> **Prompt**: Report how many lines of the records below include the word "clipboard". Give nothing but the number.

Begin Supplied data

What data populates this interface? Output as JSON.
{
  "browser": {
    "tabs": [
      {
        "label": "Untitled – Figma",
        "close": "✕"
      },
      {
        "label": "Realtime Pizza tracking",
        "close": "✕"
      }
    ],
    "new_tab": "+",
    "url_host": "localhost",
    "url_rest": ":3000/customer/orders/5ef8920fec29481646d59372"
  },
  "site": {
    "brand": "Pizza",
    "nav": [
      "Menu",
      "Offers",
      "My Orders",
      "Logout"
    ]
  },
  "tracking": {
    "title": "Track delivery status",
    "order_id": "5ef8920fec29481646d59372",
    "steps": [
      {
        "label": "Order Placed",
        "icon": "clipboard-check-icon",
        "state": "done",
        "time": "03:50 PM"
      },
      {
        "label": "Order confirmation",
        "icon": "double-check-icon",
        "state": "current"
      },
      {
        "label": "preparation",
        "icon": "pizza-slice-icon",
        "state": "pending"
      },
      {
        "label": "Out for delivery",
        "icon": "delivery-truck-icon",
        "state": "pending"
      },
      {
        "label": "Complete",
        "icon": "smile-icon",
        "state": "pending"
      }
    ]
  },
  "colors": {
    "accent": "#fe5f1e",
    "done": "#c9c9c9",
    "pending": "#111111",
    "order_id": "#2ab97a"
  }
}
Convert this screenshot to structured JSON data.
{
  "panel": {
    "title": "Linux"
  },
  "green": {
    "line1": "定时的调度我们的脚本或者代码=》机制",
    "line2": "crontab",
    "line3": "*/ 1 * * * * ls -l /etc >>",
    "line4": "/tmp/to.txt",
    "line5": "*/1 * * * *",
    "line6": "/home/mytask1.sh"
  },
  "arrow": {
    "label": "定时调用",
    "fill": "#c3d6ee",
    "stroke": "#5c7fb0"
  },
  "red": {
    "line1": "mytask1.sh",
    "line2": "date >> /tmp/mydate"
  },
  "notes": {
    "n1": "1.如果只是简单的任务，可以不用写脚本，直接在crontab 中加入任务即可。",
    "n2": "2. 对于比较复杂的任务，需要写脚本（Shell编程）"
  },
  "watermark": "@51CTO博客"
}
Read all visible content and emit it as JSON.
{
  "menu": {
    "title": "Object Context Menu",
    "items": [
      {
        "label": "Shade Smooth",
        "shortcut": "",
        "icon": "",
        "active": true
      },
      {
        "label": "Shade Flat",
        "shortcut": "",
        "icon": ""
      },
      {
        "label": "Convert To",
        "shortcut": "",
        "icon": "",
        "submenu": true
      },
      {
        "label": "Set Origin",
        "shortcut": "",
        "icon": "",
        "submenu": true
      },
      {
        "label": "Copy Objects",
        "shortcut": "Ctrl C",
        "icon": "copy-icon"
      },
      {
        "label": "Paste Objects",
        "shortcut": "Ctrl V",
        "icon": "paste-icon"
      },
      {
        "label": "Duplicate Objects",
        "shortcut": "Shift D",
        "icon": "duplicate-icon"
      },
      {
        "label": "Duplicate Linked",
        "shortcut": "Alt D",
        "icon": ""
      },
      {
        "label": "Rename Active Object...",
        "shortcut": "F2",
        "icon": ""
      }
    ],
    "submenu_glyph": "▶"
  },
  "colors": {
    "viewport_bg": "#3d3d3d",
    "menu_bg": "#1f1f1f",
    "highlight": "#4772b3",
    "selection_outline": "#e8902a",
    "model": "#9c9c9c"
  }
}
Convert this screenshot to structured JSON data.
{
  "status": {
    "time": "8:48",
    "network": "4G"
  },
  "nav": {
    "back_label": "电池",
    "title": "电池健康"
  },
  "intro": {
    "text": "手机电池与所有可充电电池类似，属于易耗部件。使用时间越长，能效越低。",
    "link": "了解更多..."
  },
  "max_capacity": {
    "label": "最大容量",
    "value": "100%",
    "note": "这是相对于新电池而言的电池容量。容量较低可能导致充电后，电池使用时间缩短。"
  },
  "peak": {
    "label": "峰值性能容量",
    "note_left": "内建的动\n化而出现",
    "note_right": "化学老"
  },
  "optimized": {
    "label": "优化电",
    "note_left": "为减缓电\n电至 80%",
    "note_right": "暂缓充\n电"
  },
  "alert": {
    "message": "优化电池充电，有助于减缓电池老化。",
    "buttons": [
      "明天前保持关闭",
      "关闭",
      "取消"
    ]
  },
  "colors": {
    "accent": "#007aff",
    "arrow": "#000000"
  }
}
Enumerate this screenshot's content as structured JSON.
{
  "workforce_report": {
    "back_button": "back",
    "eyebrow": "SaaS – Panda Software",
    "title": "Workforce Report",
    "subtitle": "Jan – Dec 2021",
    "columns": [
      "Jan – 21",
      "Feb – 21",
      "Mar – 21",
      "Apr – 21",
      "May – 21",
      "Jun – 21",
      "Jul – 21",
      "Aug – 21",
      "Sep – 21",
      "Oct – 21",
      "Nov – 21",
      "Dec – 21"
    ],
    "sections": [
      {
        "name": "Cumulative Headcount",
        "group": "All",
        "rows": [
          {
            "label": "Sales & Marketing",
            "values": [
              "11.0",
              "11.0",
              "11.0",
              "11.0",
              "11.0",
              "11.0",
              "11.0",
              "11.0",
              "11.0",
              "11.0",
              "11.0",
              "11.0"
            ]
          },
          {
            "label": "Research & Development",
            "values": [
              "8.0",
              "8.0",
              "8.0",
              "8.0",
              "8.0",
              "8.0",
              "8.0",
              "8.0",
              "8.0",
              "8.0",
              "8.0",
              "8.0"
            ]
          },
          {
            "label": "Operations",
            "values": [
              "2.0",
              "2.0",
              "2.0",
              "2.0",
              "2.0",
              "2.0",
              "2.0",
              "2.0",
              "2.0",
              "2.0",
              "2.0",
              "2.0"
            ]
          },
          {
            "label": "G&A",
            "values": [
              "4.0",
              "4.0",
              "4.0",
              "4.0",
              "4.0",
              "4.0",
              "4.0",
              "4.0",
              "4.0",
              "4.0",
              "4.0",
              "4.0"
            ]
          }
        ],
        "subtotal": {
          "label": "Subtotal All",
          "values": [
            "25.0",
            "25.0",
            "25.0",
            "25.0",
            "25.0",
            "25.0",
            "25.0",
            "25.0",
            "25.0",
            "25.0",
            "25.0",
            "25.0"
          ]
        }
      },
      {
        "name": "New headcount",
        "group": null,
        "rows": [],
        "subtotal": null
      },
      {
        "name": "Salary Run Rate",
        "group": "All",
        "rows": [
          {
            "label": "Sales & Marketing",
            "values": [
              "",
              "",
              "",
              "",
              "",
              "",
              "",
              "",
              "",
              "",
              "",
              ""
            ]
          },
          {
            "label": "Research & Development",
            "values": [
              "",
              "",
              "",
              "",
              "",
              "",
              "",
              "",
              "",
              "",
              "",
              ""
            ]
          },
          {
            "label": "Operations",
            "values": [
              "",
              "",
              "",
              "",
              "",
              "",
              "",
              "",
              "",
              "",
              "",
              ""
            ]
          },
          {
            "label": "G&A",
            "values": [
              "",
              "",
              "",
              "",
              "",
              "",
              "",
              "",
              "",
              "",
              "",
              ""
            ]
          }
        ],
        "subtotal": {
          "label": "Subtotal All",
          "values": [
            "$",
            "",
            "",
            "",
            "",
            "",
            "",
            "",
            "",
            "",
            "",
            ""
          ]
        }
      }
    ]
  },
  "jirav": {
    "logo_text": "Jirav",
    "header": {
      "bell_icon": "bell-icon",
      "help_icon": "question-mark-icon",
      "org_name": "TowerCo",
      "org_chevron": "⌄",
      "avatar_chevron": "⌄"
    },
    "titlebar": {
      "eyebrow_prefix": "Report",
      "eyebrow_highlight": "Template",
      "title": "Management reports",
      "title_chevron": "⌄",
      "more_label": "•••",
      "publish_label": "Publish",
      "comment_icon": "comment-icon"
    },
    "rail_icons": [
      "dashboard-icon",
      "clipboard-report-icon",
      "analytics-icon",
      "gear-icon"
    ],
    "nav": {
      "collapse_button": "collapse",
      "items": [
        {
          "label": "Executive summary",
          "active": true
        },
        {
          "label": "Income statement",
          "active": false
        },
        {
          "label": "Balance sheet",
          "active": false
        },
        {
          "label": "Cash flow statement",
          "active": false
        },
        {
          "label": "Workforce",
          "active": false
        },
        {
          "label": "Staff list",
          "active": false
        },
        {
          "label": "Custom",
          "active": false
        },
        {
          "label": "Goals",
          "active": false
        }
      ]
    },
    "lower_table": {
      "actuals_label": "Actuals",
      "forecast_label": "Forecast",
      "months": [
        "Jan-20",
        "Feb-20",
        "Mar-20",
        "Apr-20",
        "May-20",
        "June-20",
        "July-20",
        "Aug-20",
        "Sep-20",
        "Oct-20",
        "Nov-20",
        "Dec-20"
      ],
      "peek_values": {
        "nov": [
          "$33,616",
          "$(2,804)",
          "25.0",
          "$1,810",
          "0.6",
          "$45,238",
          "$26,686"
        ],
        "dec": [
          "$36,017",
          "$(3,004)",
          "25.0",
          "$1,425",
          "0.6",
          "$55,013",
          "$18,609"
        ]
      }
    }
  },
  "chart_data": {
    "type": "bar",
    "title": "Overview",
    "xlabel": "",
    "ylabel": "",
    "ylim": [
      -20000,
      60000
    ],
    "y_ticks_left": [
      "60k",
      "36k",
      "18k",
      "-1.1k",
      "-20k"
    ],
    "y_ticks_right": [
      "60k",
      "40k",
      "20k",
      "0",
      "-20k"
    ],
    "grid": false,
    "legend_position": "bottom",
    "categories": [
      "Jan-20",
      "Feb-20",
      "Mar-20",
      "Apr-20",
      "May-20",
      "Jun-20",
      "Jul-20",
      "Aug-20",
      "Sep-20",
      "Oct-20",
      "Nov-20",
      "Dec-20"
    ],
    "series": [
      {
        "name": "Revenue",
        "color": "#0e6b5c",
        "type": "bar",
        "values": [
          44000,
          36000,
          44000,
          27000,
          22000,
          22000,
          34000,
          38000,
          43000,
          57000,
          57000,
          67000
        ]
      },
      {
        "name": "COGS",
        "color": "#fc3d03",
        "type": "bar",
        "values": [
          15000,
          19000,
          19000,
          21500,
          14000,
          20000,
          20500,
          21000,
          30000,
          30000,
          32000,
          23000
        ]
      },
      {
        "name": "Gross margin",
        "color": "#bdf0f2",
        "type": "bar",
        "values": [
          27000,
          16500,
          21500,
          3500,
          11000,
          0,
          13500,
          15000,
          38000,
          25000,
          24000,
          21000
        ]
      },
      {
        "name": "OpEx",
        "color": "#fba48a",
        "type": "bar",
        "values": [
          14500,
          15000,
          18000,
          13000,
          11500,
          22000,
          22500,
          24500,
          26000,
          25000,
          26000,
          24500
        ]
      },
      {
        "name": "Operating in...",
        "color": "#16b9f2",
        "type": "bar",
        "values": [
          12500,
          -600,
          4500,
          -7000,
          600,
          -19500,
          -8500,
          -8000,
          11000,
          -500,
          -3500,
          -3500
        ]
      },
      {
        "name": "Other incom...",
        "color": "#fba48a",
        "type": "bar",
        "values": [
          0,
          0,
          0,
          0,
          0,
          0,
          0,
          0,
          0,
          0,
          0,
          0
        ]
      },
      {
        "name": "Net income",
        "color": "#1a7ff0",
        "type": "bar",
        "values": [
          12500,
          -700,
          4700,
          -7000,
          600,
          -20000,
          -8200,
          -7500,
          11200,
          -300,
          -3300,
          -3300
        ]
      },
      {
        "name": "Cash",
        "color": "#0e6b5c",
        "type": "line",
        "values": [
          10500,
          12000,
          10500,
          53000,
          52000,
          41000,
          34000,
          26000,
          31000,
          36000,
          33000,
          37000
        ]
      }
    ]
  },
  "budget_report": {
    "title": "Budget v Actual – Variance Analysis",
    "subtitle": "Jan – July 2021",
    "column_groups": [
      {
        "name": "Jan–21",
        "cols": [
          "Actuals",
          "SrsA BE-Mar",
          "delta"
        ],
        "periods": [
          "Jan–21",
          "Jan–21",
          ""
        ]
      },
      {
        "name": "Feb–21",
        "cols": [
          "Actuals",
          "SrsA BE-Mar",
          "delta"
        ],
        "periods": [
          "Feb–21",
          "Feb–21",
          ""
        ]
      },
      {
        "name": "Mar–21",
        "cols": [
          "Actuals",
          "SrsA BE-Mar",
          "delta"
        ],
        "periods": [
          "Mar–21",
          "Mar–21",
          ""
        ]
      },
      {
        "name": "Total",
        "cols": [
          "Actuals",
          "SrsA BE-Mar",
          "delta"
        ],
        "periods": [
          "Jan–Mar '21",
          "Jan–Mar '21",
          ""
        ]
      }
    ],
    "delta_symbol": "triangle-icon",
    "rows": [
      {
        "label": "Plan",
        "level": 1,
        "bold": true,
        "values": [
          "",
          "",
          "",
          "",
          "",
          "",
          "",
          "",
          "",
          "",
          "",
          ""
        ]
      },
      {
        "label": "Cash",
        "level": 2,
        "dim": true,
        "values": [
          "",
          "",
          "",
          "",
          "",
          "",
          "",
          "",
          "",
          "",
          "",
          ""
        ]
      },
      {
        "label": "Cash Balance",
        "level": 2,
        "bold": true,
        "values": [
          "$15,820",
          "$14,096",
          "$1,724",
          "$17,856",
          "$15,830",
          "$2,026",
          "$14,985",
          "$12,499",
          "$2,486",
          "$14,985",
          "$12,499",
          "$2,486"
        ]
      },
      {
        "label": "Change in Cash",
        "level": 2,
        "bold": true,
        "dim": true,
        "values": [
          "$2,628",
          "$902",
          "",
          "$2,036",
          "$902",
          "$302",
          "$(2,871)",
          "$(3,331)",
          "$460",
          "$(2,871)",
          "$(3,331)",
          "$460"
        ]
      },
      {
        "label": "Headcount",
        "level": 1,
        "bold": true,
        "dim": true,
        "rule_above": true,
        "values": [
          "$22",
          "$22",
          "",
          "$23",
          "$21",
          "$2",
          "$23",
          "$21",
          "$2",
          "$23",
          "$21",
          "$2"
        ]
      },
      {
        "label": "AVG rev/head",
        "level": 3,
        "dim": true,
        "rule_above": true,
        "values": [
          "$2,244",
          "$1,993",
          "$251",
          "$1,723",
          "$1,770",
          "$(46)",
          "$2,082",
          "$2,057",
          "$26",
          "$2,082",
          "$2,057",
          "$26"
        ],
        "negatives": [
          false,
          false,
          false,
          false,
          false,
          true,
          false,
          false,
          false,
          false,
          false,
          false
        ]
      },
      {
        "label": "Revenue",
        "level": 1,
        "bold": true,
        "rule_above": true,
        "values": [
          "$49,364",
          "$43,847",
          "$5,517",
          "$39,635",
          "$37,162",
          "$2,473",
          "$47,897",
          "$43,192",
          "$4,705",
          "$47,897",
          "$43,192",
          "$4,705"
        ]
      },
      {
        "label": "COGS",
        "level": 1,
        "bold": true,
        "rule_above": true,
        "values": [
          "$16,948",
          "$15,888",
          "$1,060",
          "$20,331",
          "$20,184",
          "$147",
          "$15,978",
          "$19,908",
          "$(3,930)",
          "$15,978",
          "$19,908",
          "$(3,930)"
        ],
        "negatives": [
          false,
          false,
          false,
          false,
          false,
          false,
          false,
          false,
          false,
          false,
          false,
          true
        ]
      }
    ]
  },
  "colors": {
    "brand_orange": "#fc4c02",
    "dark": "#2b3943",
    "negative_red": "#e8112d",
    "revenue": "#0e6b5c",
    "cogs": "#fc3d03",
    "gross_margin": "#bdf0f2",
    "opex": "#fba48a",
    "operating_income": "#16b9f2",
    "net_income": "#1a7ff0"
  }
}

End Supplied data

> **Task result**: 2